Short exercise. Take every line that has the string "Experiments" and copy it out.

Supplied records.
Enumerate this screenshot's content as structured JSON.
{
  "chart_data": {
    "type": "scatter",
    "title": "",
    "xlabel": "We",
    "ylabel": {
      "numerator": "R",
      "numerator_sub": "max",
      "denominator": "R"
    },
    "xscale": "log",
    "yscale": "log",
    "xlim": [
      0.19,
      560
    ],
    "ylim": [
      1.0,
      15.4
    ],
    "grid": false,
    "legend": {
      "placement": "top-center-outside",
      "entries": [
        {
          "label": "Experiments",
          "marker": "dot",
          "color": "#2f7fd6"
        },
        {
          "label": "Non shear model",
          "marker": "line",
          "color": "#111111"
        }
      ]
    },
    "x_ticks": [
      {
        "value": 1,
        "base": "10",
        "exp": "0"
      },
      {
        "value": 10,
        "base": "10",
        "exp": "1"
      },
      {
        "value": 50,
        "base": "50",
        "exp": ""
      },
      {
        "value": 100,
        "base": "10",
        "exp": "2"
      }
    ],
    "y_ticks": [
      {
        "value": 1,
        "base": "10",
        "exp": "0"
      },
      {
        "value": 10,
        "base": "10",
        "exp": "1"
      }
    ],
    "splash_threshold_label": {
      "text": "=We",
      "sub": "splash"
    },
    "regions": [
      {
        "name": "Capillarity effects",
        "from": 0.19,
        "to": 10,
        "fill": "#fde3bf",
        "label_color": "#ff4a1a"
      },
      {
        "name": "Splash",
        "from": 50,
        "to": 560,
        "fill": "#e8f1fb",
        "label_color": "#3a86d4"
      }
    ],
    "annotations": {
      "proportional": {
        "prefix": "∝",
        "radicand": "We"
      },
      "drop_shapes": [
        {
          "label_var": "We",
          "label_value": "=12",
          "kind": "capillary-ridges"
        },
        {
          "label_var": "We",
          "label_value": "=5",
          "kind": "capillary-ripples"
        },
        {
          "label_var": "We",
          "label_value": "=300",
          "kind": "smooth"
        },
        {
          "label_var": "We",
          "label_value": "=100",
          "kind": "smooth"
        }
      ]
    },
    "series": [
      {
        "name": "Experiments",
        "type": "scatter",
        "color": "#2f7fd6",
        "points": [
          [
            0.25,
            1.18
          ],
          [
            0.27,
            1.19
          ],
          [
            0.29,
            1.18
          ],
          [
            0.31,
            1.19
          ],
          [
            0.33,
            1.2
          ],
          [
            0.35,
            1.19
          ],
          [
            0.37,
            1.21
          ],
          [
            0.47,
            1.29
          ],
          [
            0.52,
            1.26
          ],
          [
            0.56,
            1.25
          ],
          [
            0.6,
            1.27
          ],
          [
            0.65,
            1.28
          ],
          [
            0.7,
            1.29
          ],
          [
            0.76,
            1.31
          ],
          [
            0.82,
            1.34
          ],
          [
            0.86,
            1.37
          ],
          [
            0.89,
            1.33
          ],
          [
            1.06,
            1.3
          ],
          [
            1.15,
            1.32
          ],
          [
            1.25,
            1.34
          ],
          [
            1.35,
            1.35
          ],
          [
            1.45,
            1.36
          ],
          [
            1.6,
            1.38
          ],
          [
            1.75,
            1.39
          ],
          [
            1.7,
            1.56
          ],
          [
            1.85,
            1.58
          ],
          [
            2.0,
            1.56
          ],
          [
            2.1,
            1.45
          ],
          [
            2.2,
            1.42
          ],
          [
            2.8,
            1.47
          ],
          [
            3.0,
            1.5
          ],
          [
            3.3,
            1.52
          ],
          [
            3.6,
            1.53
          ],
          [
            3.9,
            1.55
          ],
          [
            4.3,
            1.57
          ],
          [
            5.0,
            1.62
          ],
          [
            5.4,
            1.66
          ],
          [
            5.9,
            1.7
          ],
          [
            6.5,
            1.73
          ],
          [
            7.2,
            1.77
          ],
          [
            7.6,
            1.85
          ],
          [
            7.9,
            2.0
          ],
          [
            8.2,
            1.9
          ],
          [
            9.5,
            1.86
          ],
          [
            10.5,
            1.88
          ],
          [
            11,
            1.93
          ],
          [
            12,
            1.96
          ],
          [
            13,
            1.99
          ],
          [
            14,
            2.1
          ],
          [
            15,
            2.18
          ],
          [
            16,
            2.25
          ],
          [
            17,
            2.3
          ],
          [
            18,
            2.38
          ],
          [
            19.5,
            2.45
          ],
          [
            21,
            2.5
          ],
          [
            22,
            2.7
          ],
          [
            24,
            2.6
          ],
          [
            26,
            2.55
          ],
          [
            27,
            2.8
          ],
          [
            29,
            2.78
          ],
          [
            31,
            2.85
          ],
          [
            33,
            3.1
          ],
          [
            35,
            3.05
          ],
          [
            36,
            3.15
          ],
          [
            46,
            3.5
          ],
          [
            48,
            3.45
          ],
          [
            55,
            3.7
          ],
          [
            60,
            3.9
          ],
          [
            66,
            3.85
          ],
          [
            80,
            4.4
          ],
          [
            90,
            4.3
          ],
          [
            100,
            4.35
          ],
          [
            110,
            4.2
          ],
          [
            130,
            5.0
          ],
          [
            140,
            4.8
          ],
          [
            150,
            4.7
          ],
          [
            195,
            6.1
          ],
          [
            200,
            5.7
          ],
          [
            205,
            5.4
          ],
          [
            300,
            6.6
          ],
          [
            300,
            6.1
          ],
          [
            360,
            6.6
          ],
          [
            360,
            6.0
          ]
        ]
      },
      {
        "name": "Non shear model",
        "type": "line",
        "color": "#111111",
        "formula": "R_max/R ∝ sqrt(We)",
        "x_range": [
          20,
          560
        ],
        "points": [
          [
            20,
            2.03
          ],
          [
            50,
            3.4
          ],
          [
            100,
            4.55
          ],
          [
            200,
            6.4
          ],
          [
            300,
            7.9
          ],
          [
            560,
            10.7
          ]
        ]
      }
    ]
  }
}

Completed task.
          "label": "Experiments",
        "name": "Experiments",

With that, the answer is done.